Directions:
Your answer should be a single number: the count of lines containing "JSON".
---
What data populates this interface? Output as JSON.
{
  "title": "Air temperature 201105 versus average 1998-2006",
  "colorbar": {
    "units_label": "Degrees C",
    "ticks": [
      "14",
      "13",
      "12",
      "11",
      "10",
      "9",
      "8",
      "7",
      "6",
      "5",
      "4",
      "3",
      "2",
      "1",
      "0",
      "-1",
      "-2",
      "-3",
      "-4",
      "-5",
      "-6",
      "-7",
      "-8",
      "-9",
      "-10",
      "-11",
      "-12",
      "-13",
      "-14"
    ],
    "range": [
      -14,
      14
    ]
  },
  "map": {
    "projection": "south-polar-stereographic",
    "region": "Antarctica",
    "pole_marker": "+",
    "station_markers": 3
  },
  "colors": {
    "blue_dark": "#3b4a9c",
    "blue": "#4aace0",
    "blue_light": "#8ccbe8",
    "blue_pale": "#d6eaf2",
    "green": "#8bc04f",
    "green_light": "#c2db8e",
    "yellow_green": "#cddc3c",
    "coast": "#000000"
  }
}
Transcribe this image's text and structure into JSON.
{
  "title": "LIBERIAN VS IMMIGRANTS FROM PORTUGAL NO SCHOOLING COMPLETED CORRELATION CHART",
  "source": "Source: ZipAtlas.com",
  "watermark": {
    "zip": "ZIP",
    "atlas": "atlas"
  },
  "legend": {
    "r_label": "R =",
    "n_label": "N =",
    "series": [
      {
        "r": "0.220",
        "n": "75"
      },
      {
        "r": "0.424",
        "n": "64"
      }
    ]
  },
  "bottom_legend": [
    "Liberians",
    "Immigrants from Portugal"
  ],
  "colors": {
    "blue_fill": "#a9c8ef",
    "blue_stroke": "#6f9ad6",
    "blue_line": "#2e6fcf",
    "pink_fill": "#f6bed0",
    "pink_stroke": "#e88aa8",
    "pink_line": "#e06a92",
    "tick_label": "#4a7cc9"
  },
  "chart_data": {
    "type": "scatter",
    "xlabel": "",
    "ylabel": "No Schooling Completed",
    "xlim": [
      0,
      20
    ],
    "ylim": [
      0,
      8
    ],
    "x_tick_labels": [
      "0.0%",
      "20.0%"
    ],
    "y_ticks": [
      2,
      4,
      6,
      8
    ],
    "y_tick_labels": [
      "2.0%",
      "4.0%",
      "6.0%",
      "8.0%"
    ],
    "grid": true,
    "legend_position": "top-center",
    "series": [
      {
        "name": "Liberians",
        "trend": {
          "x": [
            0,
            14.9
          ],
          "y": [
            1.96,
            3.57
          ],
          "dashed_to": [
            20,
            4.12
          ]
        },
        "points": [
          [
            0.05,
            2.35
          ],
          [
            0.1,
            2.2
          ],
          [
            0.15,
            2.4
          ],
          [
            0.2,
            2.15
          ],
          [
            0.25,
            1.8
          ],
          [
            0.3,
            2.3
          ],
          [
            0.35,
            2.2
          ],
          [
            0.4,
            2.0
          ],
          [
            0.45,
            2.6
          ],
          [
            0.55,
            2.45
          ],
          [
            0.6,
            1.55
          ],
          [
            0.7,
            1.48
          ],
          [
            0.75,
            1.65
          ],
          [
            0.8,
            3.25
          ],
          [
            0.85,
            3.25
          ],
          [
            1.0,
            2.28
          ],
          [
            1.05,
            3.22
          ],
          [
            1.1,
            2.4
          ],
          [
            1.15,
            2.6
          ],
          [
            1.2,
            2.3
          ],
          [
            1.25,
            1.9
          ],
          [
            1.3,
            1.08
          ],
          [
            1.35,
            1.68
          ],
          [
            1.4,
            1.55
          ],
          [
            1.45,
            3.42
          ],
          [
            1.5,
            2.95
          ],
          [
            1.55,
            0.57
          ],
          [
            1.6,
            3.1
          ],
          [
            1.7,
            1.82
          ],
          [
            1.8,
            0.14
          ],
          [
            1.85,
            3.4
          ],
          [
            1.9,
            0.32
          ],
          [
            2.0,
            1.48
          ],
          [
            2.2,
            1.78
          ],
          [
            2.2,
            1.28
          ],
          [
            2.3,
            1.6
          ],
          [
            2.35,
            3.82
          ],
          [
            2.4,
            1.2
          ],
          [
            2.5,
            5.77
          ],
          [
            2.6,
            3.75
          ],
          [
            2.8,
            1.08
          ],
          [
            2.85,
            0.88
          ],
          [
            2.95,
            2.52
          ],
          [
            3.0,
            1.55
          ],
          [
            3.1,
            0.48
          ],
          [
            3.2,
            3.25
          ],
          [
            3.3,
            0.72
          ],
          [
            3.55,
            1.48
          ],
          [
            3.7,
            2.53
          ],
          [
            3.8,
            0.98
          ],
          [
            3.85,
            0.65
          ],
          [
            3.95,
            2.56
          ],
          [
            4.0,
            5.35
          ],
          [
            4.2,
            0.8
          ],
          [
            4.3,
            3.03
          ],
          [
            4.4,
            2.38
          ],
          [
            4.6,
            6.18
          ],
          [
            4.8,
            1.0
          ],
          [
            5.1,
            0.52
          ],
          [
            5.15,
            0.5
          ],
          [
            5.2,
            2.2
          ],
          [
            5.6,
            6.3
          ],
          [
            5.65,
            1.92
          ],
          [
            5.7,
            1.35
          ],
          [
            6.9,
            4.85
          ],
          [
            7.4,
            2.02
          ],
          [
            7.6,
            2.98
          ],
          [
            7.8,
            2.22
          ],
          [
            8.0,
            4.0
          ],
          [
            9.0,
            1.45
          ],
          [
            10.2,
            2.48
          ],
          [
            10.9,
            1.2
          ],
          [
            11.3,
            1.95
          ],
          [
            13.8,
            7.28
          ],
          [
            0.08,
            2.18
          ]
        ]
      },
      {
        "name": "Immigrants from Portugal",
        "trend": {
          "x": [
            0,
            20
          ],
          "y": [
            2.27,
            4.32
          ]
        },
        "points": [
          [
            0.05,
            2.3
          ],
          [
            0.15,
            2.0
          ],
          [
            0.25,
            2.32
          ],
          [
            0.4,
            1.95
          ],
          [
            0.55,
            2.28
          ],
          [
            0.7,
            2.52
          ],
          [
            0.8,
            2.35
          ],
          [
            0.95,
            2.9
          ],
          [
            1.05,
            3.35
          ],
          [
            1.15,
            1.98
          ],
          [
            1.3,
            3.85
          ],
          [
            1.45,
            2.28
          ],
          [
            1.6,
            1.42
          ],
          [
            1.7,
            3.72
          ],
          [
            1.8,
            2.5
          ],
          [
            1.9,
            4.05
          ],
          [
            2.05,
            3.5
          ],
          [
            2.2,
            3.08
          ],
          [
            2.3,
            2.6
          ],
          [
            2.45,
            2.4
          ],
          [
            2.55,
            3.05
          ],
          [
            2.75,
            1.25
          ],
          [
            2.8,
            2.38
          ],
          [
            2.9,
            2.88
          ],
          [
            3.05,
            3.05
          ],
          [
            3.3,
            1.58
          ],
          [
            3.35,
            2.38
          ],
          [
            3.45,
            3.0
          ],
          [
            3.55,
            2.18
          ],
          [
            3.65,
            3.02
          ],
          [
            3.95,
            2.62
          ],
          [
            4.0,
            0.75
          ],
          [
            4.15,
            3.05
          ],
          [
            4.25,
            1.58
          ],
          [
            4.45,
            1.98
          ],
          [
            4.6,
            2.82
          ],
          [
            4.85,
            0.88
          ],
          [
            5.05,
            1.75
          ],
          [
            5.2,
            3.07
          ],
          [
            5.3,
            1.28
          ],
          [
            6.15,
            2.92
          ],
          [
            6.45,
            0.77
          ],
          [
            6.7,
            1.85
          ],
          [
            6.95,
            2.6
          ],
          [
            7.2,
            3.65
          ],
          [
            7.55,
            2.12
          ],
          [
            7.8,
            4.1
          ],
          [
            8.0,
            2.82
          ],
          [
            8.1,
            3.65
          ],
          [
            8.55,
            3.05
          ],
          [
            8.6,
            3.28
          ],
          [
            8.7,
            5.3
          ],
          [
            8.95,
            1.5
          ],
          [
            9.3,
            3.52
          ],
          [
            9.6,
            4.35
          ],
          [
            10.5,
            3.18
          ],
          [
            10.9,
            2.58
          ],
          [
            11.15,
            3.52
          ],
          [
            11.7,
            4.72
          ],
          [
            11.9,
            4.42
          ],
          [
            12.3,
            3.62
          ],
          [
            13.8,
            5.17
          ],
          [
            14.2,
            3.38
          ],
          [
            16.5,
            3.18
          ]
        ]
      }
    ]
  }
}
---
Answer to this exercise:
2